-- start of MATERIAL --

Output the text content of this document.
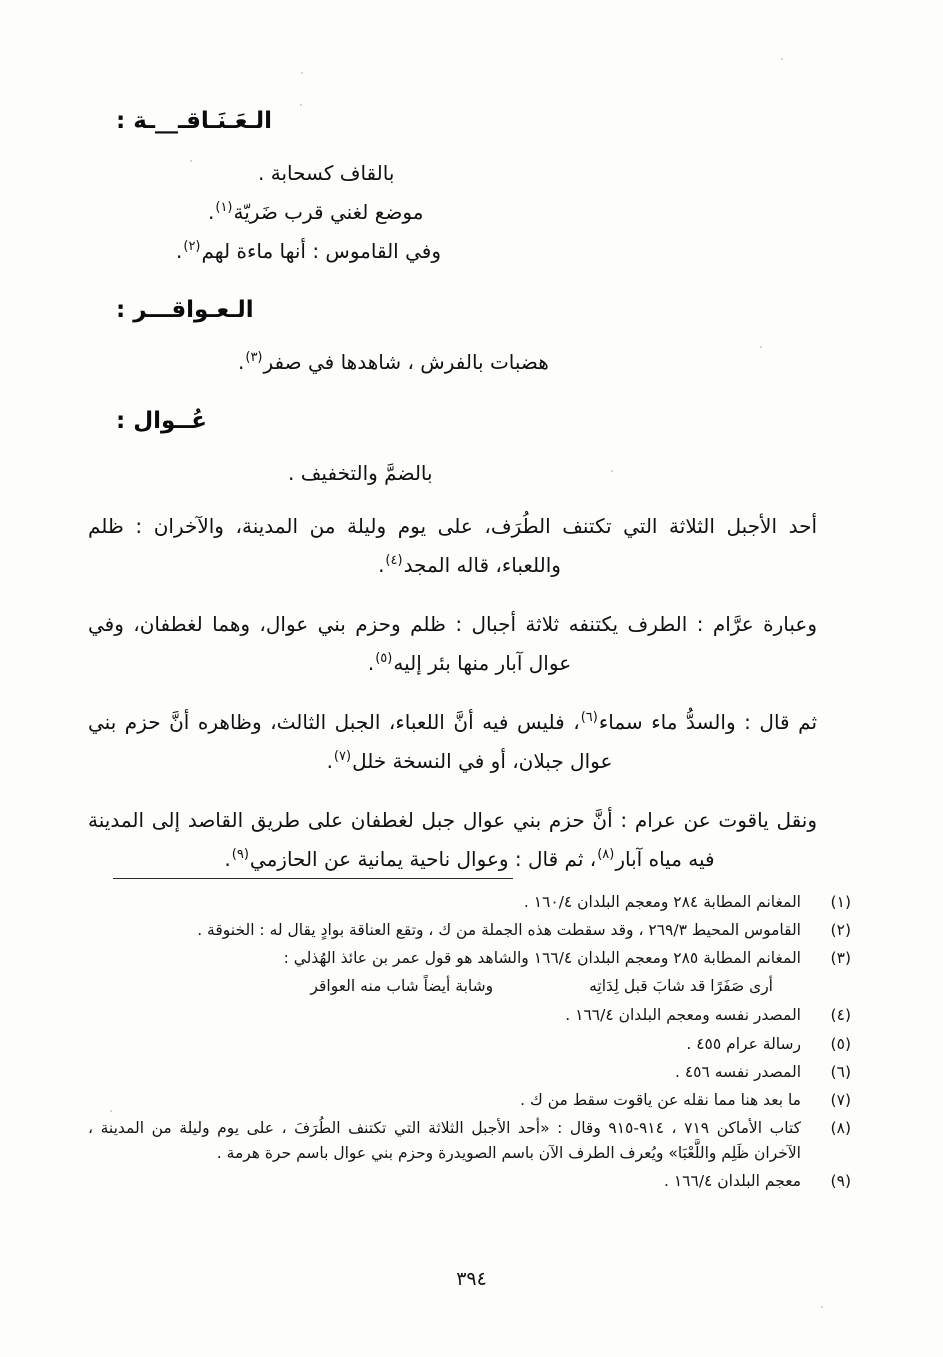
الـعَـنَـاقـ__ـة :

بالقاف كسحابة .

موضع لغني قرب ضَريّة$^{(١)}$.

وفي القاموس : أنها ماءة لهم$^{(٢)}$.

الـعـواقـــر :

هضبات بالفرش ، شاهدها في صفر$^{(٣)}$.

عُــوال :

بالضمَّ والتخفيف .

أحد الأجبل الثلاثة التي تكتنف الطُرَف، على يوم وليلة من المدينة، والآخران : ظلم واللعباء، قاله المجد$^{(٤)}$.

وعبارة عرَّام : الطرف يكتنفه ثلاثة أجبال : ظلم وحزم بني عوال، وهما لغطفان، وفي عوال آبار منها بئر إليه$^{(٥)}$.

ثم قال : والسدُّ ماء سماء$^{(٦)}$، فليس فيه أنَّ اللعباء، الجبل الثالث، وظاهره أنَّ حزم بني عوال جبلان، أو في النسخة خلل$^{(٧)}$.

ونقل ياقوت عن عرام : أنَّ حزم بني عوال جبل لغطفان على طريق القاصد إلى المدينة فيه مياه آبار$^{(٨)}$، ثم قال : وعوال ناحية يمانية عن الحازمي$^{(٩)}$.

(١)
المغانم المطابة ٢٨٤ ومعجم البلدان ١٦٠/٤ .
(٢)
القاموس المحيط ٢٦٩/٣ ، وقد سقطت هذه الجملة من ك ، وتقع العناقة بوادٍ يقال له : الخنوقة .
(٣)
المغانم المطابة ٢٨٥ ومعجم البلدان ١٦٦/٤ والشاهد هو قول عمر بن عائذ الهُذلي :
أرى صَفَرًا قد شابَ قبل لِدَاتِه
وشابة أيضاً شاب منه العواقر
(٤)
المصدر نفسه ومعجم البلدان ١٦٦/٤ .
(٥)
رسالة عرام ٤٥٥ .
(٦)
المصدر نفسه ٤٥٦ .
(٧)
ما بعد هنا مما نقله عن ياقوت سقط من ك .
(٨)
كتاب الأماكن ٧١٩ ، ٩١٤-٩١٥ وقال : «أحد الأجبل الثلاثة التي تكتنف الطُرَفَ ، على يوم وليلة من المدينة ، الآخران ظَلِم واللَّعْبَا» ويُعرف الطرف الآن باسم الصويدرة وحزم بني عوال باسم حرة هرمة .
(٩)
معجم البلدان ١٦٦/٤ .
٣٩٤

-- end of MATERIAL --

> [TASK DESCRIPTION] Copy the records word for word, leaving no picture in the copy.

> [COMPLETED EXERCISE]
Output the text content of this document.
الـعَـنَـاقـ__ـة :

بالقاف كسحابة .

موضع لغني قرب ضَريّة$^{(١)}$.

وفي القاموس : أنها ماءة لهم$^{(٢)}$.

الـعـواقـــر :

هضبات بالفرش ، شاهدها في صفر$^{(٣)}$.

عُــوال :

بالضمَّ والتخفيف .

أحد الأجبل الثلاثة التي تكتنف الطُرَف، على يوم وليلة من المدينة، والآخران : ظلم واللعباء، قاله المجد$^{(٤)}$.

وعبارة عرَّام : الطرف يكتنفه ثلاثة أجبال : ظلم وحزم بني عوال، وهما لغطفان، وفي عوال آبار منها بئر إليه$^{(٥)}$.

ثم قال : والسدُّ ماء سماء$^{(٦)}$، فليس فيه أنَّ اللعباء، الجبل الثالث، وظاهره أنَّ حزم بني عوال جبلان، أو في النسخة خلل$^{(٧)}$.

ونقل ياقوت عن عرام : أنَّ حزم بني عوال جبل لغطفان على طريق القاصد إلى المدينة فيه مياه آبار$^{(٨)}$، ثم قال : وعوال ناحية يمانية عن الحازمي$^{(٩)}$.

(١)
المغانم المطابة ٢٨٤ ومعجم البلدان ١٦٠/٤ .
(٢)
القاموس المحيط ٢٦٩/٣ ، وقد سقطت هذه الجملة من ك ، وتقع العناقة بوادٍ يقال له : الخنوقة .
(٣)
المغانم المطابة ٢٨٥ ومعجم البلدان ١٦٦/٤ والشاهد هو قول عمر بن عائذ الهُذلي :
أرى صَفَرًا قد شابَ قبل لِدَاتِه
وشابة أيضاً شاب منه العواقر
(٤)
المصدر نفسه ومعجم البلدان ١٦٦/٤ .
(٥)
رسالة عرام ٤٥٥ .
(٦)
المصدر نفسه ٤٥٦ .
(٧)
ما بعد هنا مما نقله عن ياقوت سقط من ك .
(٨)
كتاب الأماكن ٧١٩ ، ٩١٤-٩١٥ وقال : «أحد الأجبل الثلاثة التي تكتنف الطُرَفَ ، على يوم وليلة من المدينة ، الآخران ظَلِم واللَّعْبَا» ويُعرف الطرف الآن باسم الصويدرة وحزم بني عوال باسم حرة هرمة .
(٩)
معجم البلدان ١٦٦/٤ .
٣٩٤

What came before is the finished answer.